WRITTEN REQUEST: Return the records word for word. Any pictures in them are not part of the copy.

DATA SHOWN:
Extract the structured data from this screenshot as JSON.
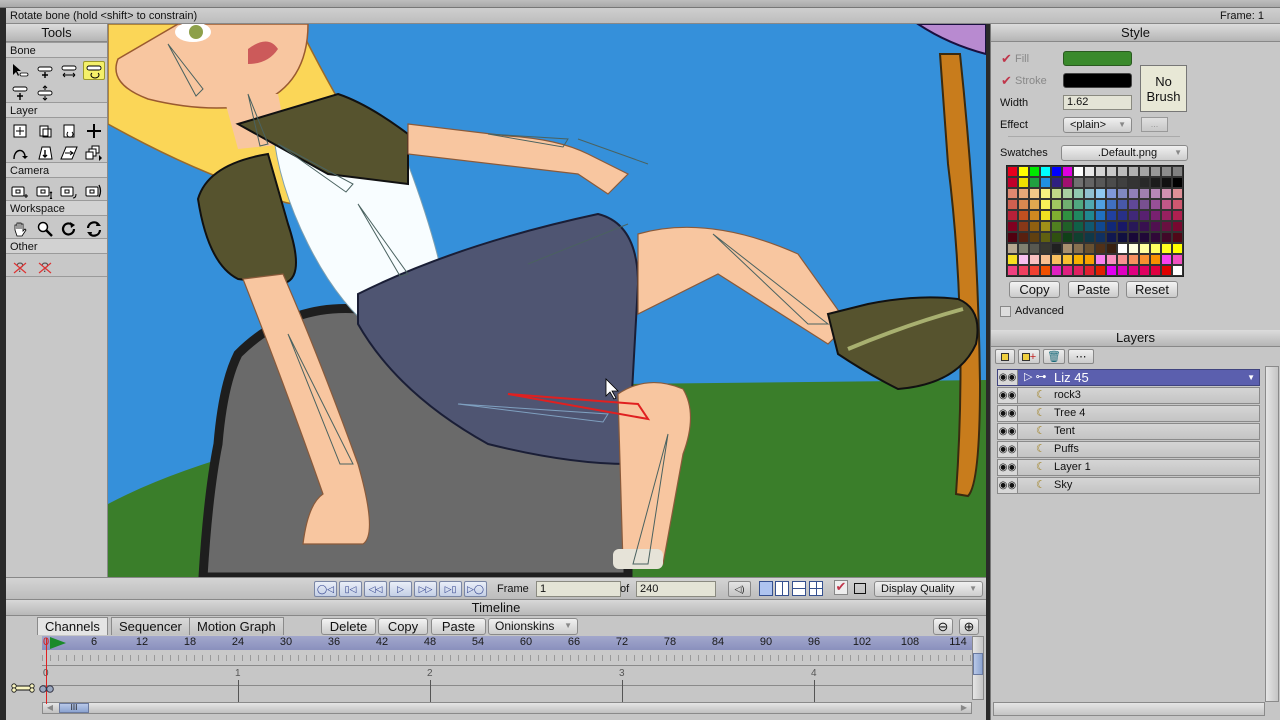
{
  "status": {
    "hint": "Rotate bone (hold <shift> to constrain)",
    "frame_label": "Frame: 1"
  },
  "tools": {
    "title": "Tools",
    "sections": [
      {
        "label": "Bone",
        "icons": [
          "select-bone-icon",
          "add-bone-icon",
          "translate-bone-icon",
          "rotate-bone-icon",
          "bone-strength-icon",
          "manipulate-bones-icon"
        ]
      },
      {
        "label": "Layer",
        "icons": [
          "set-origin-icon",
          "transform-layer-icon",
          "rotate-layer-icon",
          "translate-icon",
          "follow-path-icon",
          "shear-layer-icon",
          "perspective-icon",
          "layer-stack-icon"
        ]
      },
      {
        "label": "Camera",
        "icons": [
          "track-camera-icon",
          "zoom-camera-icon",
          "roll-camera-icon",
          "pan-tilt-camera-icon"
        ]
      },
      {
        "label": "Workspace",
        "icons": [
          "hand-pan-icon",
          "magnifier-icon",
          "rotate-workspace-icon",
          "orbit-workspace-icon"
        ]
      },
      {
        "label": "Other",
        "icons": [
          "missing-tool-icon",
          "missing-tool-icon"
        ]
      }
    ],
    "active_tool": "rotate-bone-icon"
  },
  "playback": {
    "buttons": [
      "rewind-start",
      "previous-keyframe",
      "step-back",
      "play",
      "step-forward",
      "next-keyframe",
      "jump-end"
    ],
    "frame_label": "Frame",
    "frame_value": "1",
    "of_label": "of",
    "total_frames": "240",
    "display_quality_label": "Display Quality"
  },
  "timeline": {
    "title": "Timeline",
    "tabs": [
      "Channels",
      "Sequencer",
      "Motion Graph"
    ],
    "active_tab": "Channels",
    "buttons": {
      "delete": "Delete",
      "copy": "Copy",
      "paste": "Paste",
      "onionskins": "Onionskins"
    },
    "ruler": [
      "0",
      "6",
      "12",
      "18",
      "24",
      "30",
      "36",
      "42",
      "48",
      "54",
      "60",
      "66",
      "72",
      "78",
      "84",
      "90",
      "96",
      "102",
      "108",
      "114"
    ],
    "seconds": [
      "0",
      "1",
      "2",
      "3",
      "4"
    ],
    "current_frame": 0
  },
  "style": {
    "title": "Style",
    "fill_label": "Fill",
    "stroke_label": "Stroke",
    "fill_color": "#3a8a2c",
    "stroke_color": "#000000",
    "width_label": "Width",
    "width_value": "1.62",
    "effect_label": "Effect",
    "effect_value": "<plain>",
    "effect_more": "...",
    "brush_label": "No Brush",
    "swatches_label": "Swatches",
    "swatches_value": ".Default.png",
    "copy": "Copy",
    "paste": "Paste",
    "reset": "Reset",
    "advanced_label": "Advanced",
    "palette": [
      "#e8001c",
      "#ffff00",
      "#00e800",
      "#00ffff",
      "#0000ff",
      "#e000e0",
      "#ffffff",
      "#e8e8e8",
      "#d4d4d4",
      "#c8c8c8",
      "#bcbcbc",
      "#b0b0b0",
      "#a4a4a4",
      "#989898",
      "#8c8c8c",
      "#808080",
      "#c0002a",
      "#f0e000",
      "#20a040",
      "#2090e0",
      "#302080",
      "#a01070",
      "#707070",
      "#646464",
      "#585858",
      "#4c4c4c",
      "#404040",
      "#343434",
      "#282828",
      "#1c1c1c",
      "#101010",
      "#000000",
      "#e08870",
      "#e8a878",
      "#f0c888",
      "#f8f080",
      "#c0d888",
      "#a8d0a0",
      "#90c8b0",
      "#90c0d0",
      "#90c8f0",
      "#8098d8",
      "#8088c0",
      "#9080b8",
      "#a080b0",
      "#b888b8",
      "#d090b0",
      "#e09098",
      "#d06050",
      "#d88850",
      "#e0a850",
      "#f8f058",
      "#a0c860",
      "#70b070",
      "#50a880",
      "#50a8b0",
      "#50a0e0",
      "#4070c0",
      "#4858a8",
      "#604898",
      "#785090",
      "#985098",
      "#c05888",
      "#d05870",
      "#b82038",
      "#c05020",
      "#d08820",
      "#f0e020",
      "#80b030",
      "#309040",
      "#208860",
      "#208890",
      "#2070c0",
      "#2040a0",
      "#283088",
      "#402878",
      "#582070",
      "#782070",
      "#982060",
      "#b02050",
      "#800020",
      "#883818",
      "#906010",
      "#a09018",
      "#508020",
      "#206028",
      "#106048",
      "#105870",
      "#104890",
      "#102878",
      "#181868",
      "#281858",
      "#381050",
      "#501050",
      "#681040",
      "#780830",
      "#500010",
      "#582010",
      "#604010",
      "#606010",
      "#305010",
      "#104018",
      "#104030",
      "#103848",
      "#103060",
      "#101850",
      "#101040",
      "#180838",
      "#200838",
      "#300838",
      "#400828",
      "#500818",
      "#b8a890",
      "#808070",
      "#585850",
      "#383830",
      "#202020",
      "#a89070",
      "#887050",
      "#685030",
      "#503018",
      "#382010",
      "#ffffff",
      "#ffffe0",
      "#ffffa0",
      "#ffff60",
      "#ffff20",
      "#ffff00",
      "#f8e020",
      "#f8c0f0",
      "#f8c0c0",
      "#f8c090",
      "#f8c060",
      "#f8c030",
      "#f8b000",
      "#f8a000",
      "#f880f0",
      "#f890c0",
      "#f89090",
      "#f89060",
      "#f89030",
      "#f89000",
      "#f840f0",
      "#f050c0",
      "#f04080",
      "#f04060",
      "#f04030",
      "#f05000",
      "#e020c0",
      "#e02080",
      "#e02060",
      "#e02030",
      "#e02000",
      "#e000f0",
      "#e000c0",
      "#e00080",
      "#e00060",
      "#e00040",
      "#e00000",
      "#ffffff"
    ]
  },
  "layers": {
    "title": "Layers",
    "toolbar": [
      "new-layer-icon",
      "new-layer-add-icon",
      "delete-layer-icon",
      "more-icon"
    ],
    "items": [
      {
        "name": "Liz 45",
        "type": "bone",
        "selected": true
      },
      {
        "name": "rock3",
        "type": "vector",
        "selected": false
      },
      {
        "name": "Tree 4",
        "type": "vector",
        "selected": false
      },
      {
        "name": "Tent",
        "type": "vector",
        "selected": false
      },
      {
        "name": "Puffs",
        "type": "vector",
        "selected": false
      },
      {
        "name": "Layer 1",
        "type": "vector",
        "selected": false
      },
      {
        "name": "Sky",
        "type": "vector",
        "selected": false
      }
    ]
  }
}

PROBLEM SOLUTION:
Extract the structured data from this screenshot as JSON.
{
  "status": {
    "hint": "Rotate bone (hold <shift> to constrain)",
    "frame_label": "Frame: 1"
  },
  "tools": {
    "title": "Tools",
    "sections": [
      {
        "label": "Bone",
        "icons": [
          "select-bone-icon",
          "add-bone-icon",
          "translate-bone-icon",
          "rotate-bone-icon",
          "bone-strength-icon",
          "manipulate-bones-icon"
        ]
      },
      {
        "label": "Layer",
        "icons": [
          "set-origin-icon",
          "transform-layer-icon",
          "rotate-layer-icon",
          "translate-icon",
          "follow-path-icon",
          "shear-layer-icon",
          "perspective-icon",
          "layer-stack-icon"
        ]
      },
      {
        "label": "Camera",
        "icons": [
          "track-camera-icon",
          "zoom-camera-icon",
          "roll-camera-icon",
          "pan-tilt-camera-icon"
        ]
      },
      {
        "label": "Workspace",
        "icons": [
          "hand-pan-icon",
          "magnifier-icon",
          "rotate-workspace-icon",
          "orbit-workspace-icon"
        ]
      },
      {
        "label": "Other",
        "icons": [
          "missing-tool-icon",
          "missing-tool-icon"
        ]
      }
    ],
    "active_tool": "rotate-bone-icon"
  },
  "playback": {
    "buttons": [
      "rewind-start",
      "previous-keyframe",
      "step-back",
      "play",
      "step-forward",
      "next-keyframe",
      "jump-end"
    ],
    "frame_label": "Frame",
    "frame_value": "1",
    "of_label": "of",
    "total_frames": "240",
    "display_quality_label": "Display Quality"
  },
  "timeline": {
    "title": "Timeline",
    "tabs": [
      "Channels",
      "Sequencer",
      "Motion Graph"
    ],
    "active_tab": "Channels",
    "buttons": {
      "delete": "Delete",
      "copy": "Copy",
      "paste": "Paste",
      "onionskins": "Onionskins"
    },
    "ruler": [
      "0",
      "6",
      "12",
      "18",
      "24",
      "30",
      "36",
      "42",
      "48",
      "54",
      "60",
      "66",
      "72",
      "78",
      "84",
      "90",
      "96",
      "102",
      "108",
      "114"
    ],
    "seconds": [
      "0",
      "1",
      "2",
      "3",
      "4"
    ],
    "current_frame": 0
  },
  "style": {
    "title": "Style",
    "fill_label": "Fill",
    "stroke_label": "Stroke",
    "fill_color": "#3a8a2c",
    "stroke_color": "#000000",
    "width_label": "Width",
    "width_value": "1.62",
    "effect_label": "Effect",
    "effect_value": "<plain>",
    "effect_more": "...",
    "brush_label": "No Brush",
    "swatches_label": "Swatches",
    "swatches_value": ".Default.png",
    "copy": "Copy",
    "paste": "Paste",
    "reset": "Reset",
    "advanced_label": "Advanced",
    "palette": [
      "#e8001c",
      "#ffff00",
      "#00e800",
      "#00ffff",
      "#0000ff",
      "#e000e0",
      "#ffffff",
      "#e8e8e8",
      "#d4d4d4",
      "#c8c8c8",
      "#bcbcbc",
      "#b0b0b0",
      "#a4a4a4",
      "#989898",
      "#8c8c8c",
      "#808080",
      "#c0002a",
      "#f0e000",
      "#20a040",
      "#2090e0",
      "#302080",
      "#a01070",
      "#707070",
      "#646464",
      "#585858",
      "#4c4c4c",
      "#404040",
      "#343434",
      "#282828",
      "#1c1c1c",
      "#101010",
      "#000000",
      "#e08870",
      "#e8a878",
      "#f0c888",
      "#f8f080",
      "#c0d888",
      "#a8d0a0",
      "#90c8b0",
      "#90c0d0",
      "#90c8f0",
      "#8098d8",
      "#8088c0",
      "#9080b8",
      "#a080b0",
      "#b888b8",
      "#d090b0",
      "#e09098",
      "#d06050",
      "#d88850",
      "#e0a850",
      "#f8f058",
      "#a0c860",
      "#70b070",
      "#50a880",
      "#50a8b0",
      "#50a0e0",
      "#4070c0",
      "#4858a8",
      "#604898",
      "#785090",
      "#985098",
      "#c05888",
      "#d05870",
      "#b82038",
      "#c05020",
      "#d08820",
      "#f0e020",
      "#80b030",
      "#309040",
      "#208860",
      "#208890",
      "#2070c0",
      "#2040a0",
      "#283088",
      "#402878",
      "#582070",
      "#782070",
      "#982060",
      "#b02050",
      "#800020",
      "#883818",
      "#906010",
      "#a09018",
      "#508020",
      "#206028",
      "#106048",
      "#105870",
      "#104890",
      "#102878",
      "#181868",
      "#281858",
      "#381050",
      "#501050",
      "#681040",
      "#780830",
      "#500010",
      "#582010",
      "#604010",
      "#606010",
      "#305010",
      "#104018",
      "#104030",
      "#103848",
      "#103060",
      "#101850",
      "#101040",
      "#180838",
      "#200838",
      "#300838",
      "#400828",
      "#500818",
      "#b8a890",
      "#808070",
      "#585850",
      "#383830",
      "#202020",
      "#a89070",
      "#887050",
      "#685030",
      "#503018",
      "#382010",
      "#ffffff",
      "#ffffe0",
      "#ffffa0",
      "#ffff60",
      "#ffff20",
      "#ffff00",
      "#f8e020",
      "#f8c0f0",
      "#f8c0c0",
      "#f8c090",
      "#f8c060",
      "#f8c030",
      "#f8b000",
      "#f8a000",
      "#f880f0",
      "#f890c0",
      "#f89090",
      "#f89060",
      "#f89030",
      "#f89000",
      "#f840f0",
      "#f050c0",
      "#f04080",
      "#f04060",
      "#f04030",
      "#f05000",
      "#e020c0",
      "#e02080",
      "#e02060",
      "#e02030",
      "#e02000",
      "#e000f0",
      "#e000c0",
      "#e00080",
      "#e00060",
      "#e00040",
      "#e00000",
      "#ffffff"
    ]
  },
  "layers": {
    "title": "Layers",
    "toolbar": [
      "new-layer-icon",
      "new-layer-add-icon",
      "delete-layer-icon",
      "more-icon"
    ],
    "items": [
      {
        "name": "Liz 45",
        "type": "bone",
        "selected": true
      },
      {
        "name": "rock3",
        "type": "vector",
        "selected": false
      },
      {
        "name": "Tree 4",
        "type": "vector",
        "selected": false
      },
      {
        "name": "Tent",
        "type": "vector",
        "selected": false
      },
      {
        "name": "Puffs",
        "type": "vector",
        "selected": false
      },
      {
        "name": "Layer 1",
        "type": "vector",
        "selected": false
      },
      {
        "name": "Sky",
        "type": "vector",
        "selected": false
      }
    ]
  }
}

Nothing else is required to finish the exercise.